Each entry below must be repeated word for word.

[Dataset records]
================================
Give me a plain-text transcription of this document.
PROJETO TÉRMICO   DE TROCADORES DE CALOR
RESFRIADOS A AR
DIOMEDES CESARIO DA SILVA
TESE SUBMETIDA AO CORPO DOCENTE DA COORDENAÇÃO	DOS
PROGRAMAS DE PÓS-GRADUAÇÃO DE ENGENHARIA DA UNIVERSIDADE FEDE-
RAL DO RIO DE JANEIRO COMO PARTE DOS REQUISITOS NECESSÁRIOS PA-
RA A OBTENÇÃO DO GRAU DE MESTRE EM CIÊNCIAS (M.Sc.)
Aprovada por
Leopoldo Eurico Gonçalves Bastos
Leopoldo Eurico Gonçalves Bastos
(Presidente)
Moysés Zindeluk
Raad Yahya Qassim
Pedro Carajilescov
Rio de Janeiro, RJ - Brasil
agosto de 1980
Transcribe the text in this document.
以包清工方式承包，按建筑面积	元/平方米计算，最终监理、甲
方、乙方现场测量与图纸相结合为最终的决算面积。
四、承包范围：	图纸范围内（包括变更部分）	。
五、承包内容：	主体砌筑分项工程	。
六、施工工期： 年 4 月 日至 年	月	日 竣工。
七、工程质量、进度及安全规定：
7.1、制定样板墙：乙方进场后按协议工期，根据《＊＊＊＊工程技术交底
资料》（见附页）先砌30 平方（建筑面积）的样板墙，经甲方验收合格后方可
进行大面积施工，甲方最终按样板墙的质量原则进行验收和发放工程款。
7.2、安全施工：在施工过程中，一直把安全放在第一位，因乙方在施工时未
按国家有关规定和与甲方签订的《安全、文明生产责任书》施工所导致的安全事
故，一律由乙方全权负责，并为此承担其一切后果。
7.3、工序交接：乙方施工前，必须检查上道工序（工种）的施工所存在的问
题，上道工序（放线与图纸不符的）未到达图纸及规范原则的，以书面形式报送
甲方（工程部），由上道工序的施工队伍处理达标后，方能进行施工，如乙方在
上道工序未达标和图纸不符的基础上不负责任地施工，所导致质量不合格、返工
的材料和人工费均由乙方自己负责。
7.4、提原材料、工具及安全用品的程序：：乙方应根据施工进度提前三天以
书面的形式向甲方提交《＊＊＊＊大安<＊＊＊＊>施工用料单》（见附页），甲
================================
:: Solution ::
Give me a plain-text transcription of this document.
PROJETO TÉRMICO   DE TROCADORES DE CALOR
RESFRIADOS A AR
DIOMEDES CESARIO DA SILVA
TESE SUBMETIDA AO CORPO DOCENTE DA COORDENAÇÃO	DOS
PROGRAMAS DE PÓS-GRADUAÇÃO DE ENGENHARIA DA UNIVERSIDADE FEDE-
RAL DO RIO DE JANEIRO COMO PARTE DOS REQUISITOS NECESSÁRIOS PA-
RA A OBTENÇÃO DO GRAU DE MESTRE EM CIÊNCIAS (M.Sc.)
Aprovada por
Leopoldo Eurico Gonçalves Bastos
Leopoldo Eurico Gonçalves Bastos
(Presidente)
Moysés Zindeluk
Raad Yahya Qassim
Pedro Carajilescov
Rio de Janeiro, RJ - Brasil
agosto de 1980
Transcribe the text in this document.
以包清工方式承包，按建筑面积	元/平方米计算，最终监理、甲
方、乙方现场测量与图纸相结合为最终的决算面积。
四、承包范围：	图纸范围内（包括变更部分）	。
五、承包内容：	主体砌筑分项工程	。
六、施工工期： 年 4 月 日至 年	月	日 竣工。
七、工程质量、进度及安全规定：
7.1、制定样板墙：乙方进场后按协议工期，根据《＊＊＊＊工程技术交底
资料》（见附页）先砌30 平方（建筑面积）的样板墙，经甲方验收合格后方可
进行大面积施工，甲方最终按样板墙的质量原则进行验收和发放工程款。
7.2、安全施工：在施工过程中，一直把安全放在第一位，因乙方在施工时未
按国家有关规定和与甲方签订的《安全、文明生产责任书》施工所导致的安全事
故，一律由乙方全权负责，并为此承担其一切后果。
7.3、工序交接：乙方施工前，必须检查上道工序（工种）的施工所存在的问
题，上道工序（放线与图纸不符的）未到达图纸及规范原则的，以书面形式报送
甲方（工程部），由上道工序的施工队伍处理达标后，方能进行施工，如乙方在
上道工序未达标和图纸不符的基础上不负责任地施工，所导致质量不合格、返工
的材料和人工费均由乙方自己负责。
7.4、提原材料、工具及安全用品的程序：：乙方应根据施工进度提前三天以
书面的形式向甲方提交《＊＊＊＊大安<＊＊＊＊>施工用料单》（见附页），甲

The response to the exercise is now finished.